__Work instructions__:
Can you copy every line of the material below with "component" swapped for "part" and nothing else changed? Leave the pictures out of your answer.

## start Records for this task

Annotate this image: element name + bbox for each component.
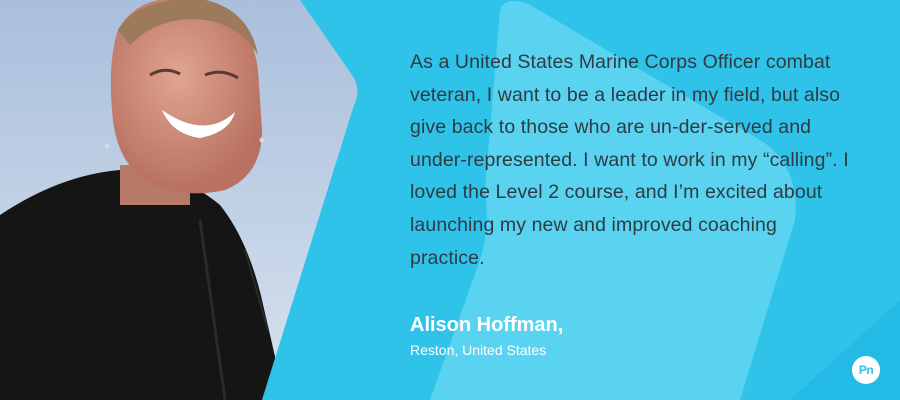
author-name: Alison Hoffman, <box>410 314 564 336</box>
pn-logo-text: Pn <box>858 363 874 377</box>
pn-logo: Pn <box>852 356 880 384</box>
author-location: Reston, United States <box>410 342 547 358</box>
testimonial-quote: As a United States Marine Corps Officer … <box>410 51 849 269</box>
testimonial-card: As a United States Marine Corps Officer … <box>0 0 900 400</box>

## end Records for this task

__Solved problem__:
Annotate this image: element name + bbox for each part.
author-name: Alison Hoffman, <box>410 314 564 336</box>
pn-logo-text: Pn <box>858 363 874 377</box>
pn-logo: Pn <box>852 356 880 384</box>
author-location: Reston, United States <box>410 342 547 358</box>
testimonial-quote: As a United States Marine Corps Officer … <box>410 51 849 269</box>
testimonial-card: As a United States Marine Corps Officer … <box>0 0 900 400</box>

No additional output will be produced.